Dataset rows about figures
####

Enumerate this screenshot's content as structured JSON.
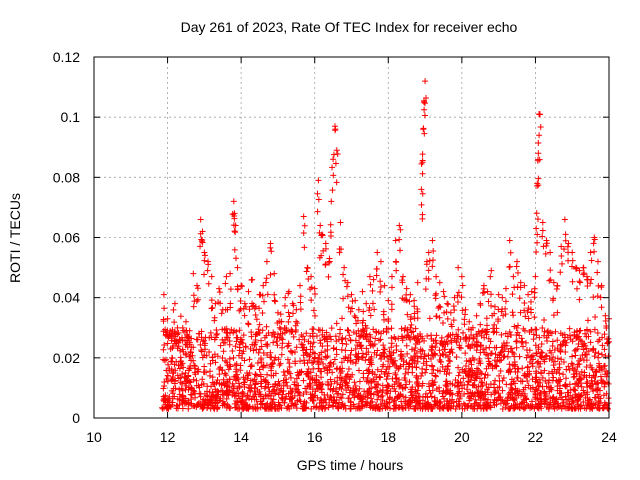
{
  "chart_data": {
    "type": "scatter",
    "title": "Day 261 of 2023, Rate Of TEC Index for receiver echo",
    "xlabel": "GPS time / hours",
    "ylabel": "ROTI / TECUs",
    "xlim": [
      10,
      24
    ],
    "ylim": [
      0,
      0.12
    ],
    "x_ticks": [
      "10",
      "12",
      "14",
      "16",
      "18",
      "20",
      "22",
      "24"
    ],
    "y_ticks": [
      "0",
      "0.02",
      "0.04",
      "0.06",
      "0.08",
      "0.1",
      "0.12"
    ],
    "grid": true,
    "marker": "+",
    "color": "#ff0000",
    "series": [
      {
        "points": [
          [
            11.9,
            0.041
          ],
          [
            12.0,
            0.033
          ],
          [
            12.1,
            0.028
          ],
          [
            12.2,
            0.038
          ],
          [
            12.3,
            0.025
          ],
          [
            12.5,
            0.032
          ],
          [
            12.6,
            0.029
          ],
          [
            12.7,
            0.048
          ],
          [
            12.8,
            0.044
          ],
          [
            12.9,
            0.066
          ],
          [
            12.95,
            0.062
          ],
          [
            13.0,
            0.055
          ],
          [
            13.1,
            0.052
          ],
          [
            13.2,
            0.047
          ],
          [
            13.3,
            0.038
          ],
          [
            13.4,
            0.043
          ],
          [
            13.5,
            0.036
          ],
          [
            13.6,
            0.047
          ],
          [
            13.7,
            0.048
          ],
          [
            13.8,
            0.072
          ],
          [
            13.82,
            0.068
          ],
          [
            13.85,
            0.064
          ],
          [
            13.9,
            0.05
          ],
          [
            14.0,
            0.044
          ],
          [
            14.1,
            0.038
          ],
          [
            14.2,
            0.042
          ],
          [
            14.3,
            0.046
          ],
          [
            14.4,
            0.037
          ],
          [
            14.5,
            0.041
          ],
          [
            14.6,
            0.044
          ],
          [
            14.7,
            0.052
          ],
          [
            14.8,
            0.058
          ],
          [
            14.9,
            0.048
          ],
          [
            15.0,
            0.035
          ],
          [
            15.1,
            0.032
          ],
          [
            15.2,
            0.04
          ],
          [
            15.3,
            0.042
          ],
          [
            15.4,
            0.038
          ],
          [
            15.5,
            0.036
          ],
          [
            15.6,
            0.044
          ],
          [
            15.7,
            0.067
          ],
          [
            15.8,
            0.05
          ],
          [
            15.9,
            0.047
          ],
          [
            16.0,
            0.043
          ],
          [
            16.1,
            0.079
          ],
          [
            16.15,
            0.064
          ],
          [
            16.2,
            0.061
          ],
          [
            16.3,
            0.058
          ],
          [
            16.4,
            0.053
          ],
          [
            16.45,
            0.072
          ],
          [
            16.5,
            0.086
          ],
          [
            16.55,
            0.097
          ],
          [
            16.6,
            0.089
          ],
          [
            16.7,
            0.065
          ],
          [
            16.8,
            0.05
          ],
          [
            16.9,
            0.045
          ],
          [
            17.0,
            0.041
          ],
          [
            17.1,
            0.039
          ],
          [
            17.2,
            0.036
          ],
          [
            17.3,
            0.042
          ],
          [
            17.4,
            0.038
          ],
          [
            17.5,
            0.047
          ],
          [
            17.6,
            0.046
          ],
          [
            17.7,
            0.055
          ],
          [
            17.8,
            0.052
          ],
          [
            17.9,
            0.044
          ],
          [
            18.0,
            0.039
          ],
          [
            18.1,
            0.047
          ],
          [
            18.2,
            0.059
          ],
          [
            18.3,
            0.064
          ],
          [
            18.4,
            0.047
          ],
          [
            18.5,
            0.043
          ],
          [
            18.6,
            0.041
          ],
          [
            18.7,
            0.039
          ],
          [
            18.8,
            0.045
          ],
          [
            18.9,
            0.076
          ],
          [
            18.93,
            0.085
          ],
          [
            18.95,
            0.096
          ],
          [
            18.97,
            0.105
          ],
          [
            19.0,
            0.112
          ],
          [
            19.05,
            0.052
          ],
          [
            19.1,
            0.055
          ],
          [
            19.2,
            0.059
          ],
          [
            19.3,
            0.047
          ],
          [
            19.4,
            0.045
          ],
          [
            19.5,
            0.042
          ],
          [
            19.6,
            0.038
          ],
          [
            19.7,
            0.035
          ],
          [
            19.8,
            0.04
          ],
          [
            19.9,
            0.05
          ],
          [
            20.0,
            0.047
          ],
          [
            20.1,
            0.036
          ],
          [
            20.2,
            0.032
          ],
          [
            20.3,
            0.03
          ],
          [
            20.4,
            0.034
          ],
          [
            20.5,
            0.038
          ],
          [
            20.6,
            0.044
          ],
          [
            20.7,
            0.042
          ],
          [
            20.8,
            0.049
          ],
          [
            20.9,
            0.037
          ],
          [
            21.0,
            0.041
          ],
          [
            21.1,
            0.04
          ],
          [
            21.2,
            0.043
          ],
          [
            21.3,
            0.059
          ],
          [
            21.4,
            0.047
          ],
          [
            21.5,
            0.052
          ],
          [
            21.6,
            0.045
          ],
          [
            21.7,
            0.044
          ],
          [
            21.8,
            0.041
          ],
          [
            21.9,
            0.042
          ],
          [
            22.0,
            0.047
          ],
          [
            22.02,
            0.063
          ],
          [
            22.05,
            0.078
          ],
          [
            22.08,
            0.088
          ],
          [
            22.1,
            0.094
          ],
          [
            22.12,
            0.101
          ],
          [
            22.2,
            0.065
          ],
          [
            22.3,
            0.059
          ],
          [
            22.4,
            0.055
          ],
          [
            22.5,
            0.045
          ],
          [
            22.6,
            0.044
          ],
          [
            22.7,
            0.057
          ],
          [
            22.8,
            0.066
          ],
          [
            22.9,
            0.058
          ],
          [
            23.0,
            0.055
          ],
          [
            23.1,
            0.05
          ],
          [
            23.2,
            0.049
          ],
          [
            23.3,
            0.05
          ],
          [
            23.4,
            0.047
          ],
          [
            23.5,
            0.055
          ],
          [
            23.6,
            0.06
          ],
          [
            23.7,
            0.052
          ],
          [
            23.8,
            0.044
          ],
          [
            23.9,
            0.034
          ],
          [
            24.0,
            0.033
          ]
        ],
        "background_density": {
          "x_range": [
            11.85,
            24.0
          ],
          "typical_range": [
            0.003,
            0.03
          ],
          "mean": 0.013
        }
      }
    ]
  }
}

####

EXERCISE DESCRIPTION.
Leave the pictures out, and transcribe each of the records exactly.

EXPECTED ANSWER.
Enumerate this screenshot's content as structured JSON.
{
  "chart_data": {
    "type": "scatter",
    "title": "Day 261 of 2023, Rate Of TEC Index for receiver echo",
    "xlabel": "GPS time / hours",
    "ylabel": "ROTI / TECUs",
    "xlim": [
      10,
      24
    ],
    "ylim": [
      0,
      0.12
    ],
    "x_ticks": [
      "10",
      "12",
      "14",
      "16",
      "18",
      "20",
      "22",
      "24"
    ],
    "y_ticks": [
      "0",
      "0.02",
      "0.04",
      "0.06",
      "0.08",
      "0.1",
      "0.12"
    ],
    "grid": true,
    "marker": "+",
    "color": "#ff0000",
    "series": [
      {
        "points": [
          [
            11.9,
            0.041
          ],
          [
            12.0,
            0.033
          ],
          [
            12.1,
            0.028
          ],
          [
            12.2,
            0.038
          ],
          [
            12.3,
            0.025
          ],
          [
            12.5,
            0.032
          ],
          [
            12.6,
            0.029
          ],
          [
            12.7,
            0.048
          ],
          [
            12.8,
            0.044
          ],
          [
            12.9,
            0.066
          ],
          [
            12.95,
            0.062
          ],
          [
            13.0,
            0.055
          ],
          [
            13.1,
            0.052
          ],
          [
            13.2,
            0.047
          ],
          [
            13.3,
            0.038
          ],
          [
            13.4,
            0.043
          ],
          [
            13.5,
            0.036
          ],
          [
            13.6,
            0.047
          ],
          [
            13.7,
            0.048
          ],
          [
            13.8,
            0.072
          ],
          [
            13.82,
            0.068
          ],
          [
            13.85,
            0.064
          ],
          [
            13.9,
            0.05
          ],
          [
            14.0,
            0.044
          ],
          [
            14.1,
            0.038
          ],
          [
            14.2,
            0.042
          ],
          [
            14.3,
            0.046
          ],
          [
            14.4,
            0.037
          ],
          [
            14.5,
            0.041
          ],
          [
            14.6,
            0.044
          ],
          [
            14.7,
            0.052
          ],
          [
            14.8,
            0.058
          ],
          [
            14.9,
            0.048
          ],
          [
            15.0,
            0.035
          ],
          [
            15.1,
            0.032
          ],
          [
            15.2,
            0.04
          ],
          [
            15.3,
            0.042
          ],
          [
            15.4,
            0.038
          ],
          [
            15.5,
            0.036
          ],
          [
            15.6,
            0.044
          ],
          [
            15.7,
            0.067
          ],
          [
            15.8,
            0.05
          ],
          [
            15.9,
            0.047
          ],
          [
            16.0,
            0.043
          ],
          [
            16.1,
            0.079
          ],
          [
            16.15,
            0.064
          ],
          [
            16.2,
            0.061
          ],
          [
            16.3,
            0.058
          ],
          [
            16.4,
            0.053
          ],
          [
            16.45,
            0.072
          ],
          [
            16.5,
            0.086
          ],
          [
            16.55,
            0.097
          ],
          [
            16.6,
            0.089
          ],
          [
            16.7,
            0.065
          ],
          [
            16.8,
            0.05
          ],
          [
            16.9,
            0.045
          ],
          [
            17.0,
            0.041
          ],
          [
            17.1,
            0.039
          ],
          [
            17.2,
            0.036
          ],
          [
            17.3,
            0.042
          ],
          [
            17.4,
            0.038
          ],
          [
            17.5,
            0.047
          ],
          [
            17.6,
            0.046
          ],
          [
            17.7,
            0.055
          ],
          [
            17.8,
            0.052
          ],
          [
            17.9,
            0.044
          ],
          [
            18.0,
            0.039
          ],
          [
            18.1,
            0.047
          ],
          [
            18.2,
            0.059
          ],
          [
            18.3,
            0.064
          ],
          [
            18.4,
            0.047
          ],
          [
            18.5,
            0.043
          ],
          [
            18.6,
            0.041
          ],
          [
            18.7,
            0.039
          ],
          [
            18.8,
            0.045
          ],
          [
            18.9,
            0.076
          ],
          [
            18.93,
            0.085
          ],
          [
            18.95,
            0.096
          ],
          [
            18.97,
            0.105
          ],
          [
            19.0,
            0.112
          ],
          [
            19.05,
            0.052
          ],
          [
            19.1,
            0.055
          ],
          [
            19.2,
            0.059
          ],
          [
            19.3,
            0.047
          ],
          [
            19.4,
            0.045
          ],
          [
            19.5,
            0.042
          ],
          [
            19.6,
            0.038
          ],
          [
            19.7,
            0.035
          ],
          [
            19.8,
            0.04
          ],
          [
            19.9,
            0.05
          ],
          [
            20.0,
            0.047
          ],
          [
            20.1,
            0.036
          ],
          [
            20.2,
            0.032
          ],
          [
            20.3,
            0.03
          ],
          [
            20.4,
            0.034
          ],
          [
            20.5,
            0.038
          ],
          [
            20.6,
            0.044
          ],
          [
            20.7,
            0.042
          ],
          [
            20.8,
            0.049
          ],
          [
            20.9,
            0.037
          ],
          [
            21.0,
            0.041
          ],
          [
            21.1,
            0.04
          ],
          [
            21.2,
            0.043
          ],
          [
            21.3,
            0.059
          ],
          [
            21.4,
            0.047
          ],
          [
            21.5,
            0.052
          ],
          [
            21.6,
            0.045
          ],
          [
            21.7,
            0.044
          ],
          [
            21.8,
            0.041
          ],
          [
            21.9,
            0.042
          ],
          [
            22.0,
            0.047
          ],
          [
            22.02,
            0.063
          ],
          [
            22.05,
            0.078
          ],
          [
            22.08,
            0.088
          ],
          [
            22.1,
            0.094
          ],
          [
            22.12,
            0.101
          ],
          [
            22.2,
            0.065
          ],
          [
            22.3,
            0.059
          ],
          [
            22.4,
            0.055
          ],
          [
            22.5,
            0.045
          ],
          [
            22.6,
            0.044
          ],
          [
            22.7,
            0.057
          ],
          [
            22.8,
            0.066
          ],
          [
            22.9,
            0.058
          ],
          [
            23.0,
            0.055
          ],
          [
            23.1,
            0.05
          ],
          [
            23.2,
            0.049
          ],
          [
            23.3,
            0.05
          ],
          [
            23.4,
            0.047
          ],
          [
            23.5,
            0.055
          ],
          [
            23.6,
            0.06
          ],
          [
            23.7,
            0.052
          ],
          [
            23.8,
            0.044
          ],
          [
            23.9,
            0.034
          ],
          [
            24.0,
            0.033
          ]
        ],
        "background_density": {
          "x_range": [
            11.85,
            24.0
          ],
          "typical_range": [
            0.003,
            0.03
          ],
          "mean": 0.013
        }
      }
    ]
  }
}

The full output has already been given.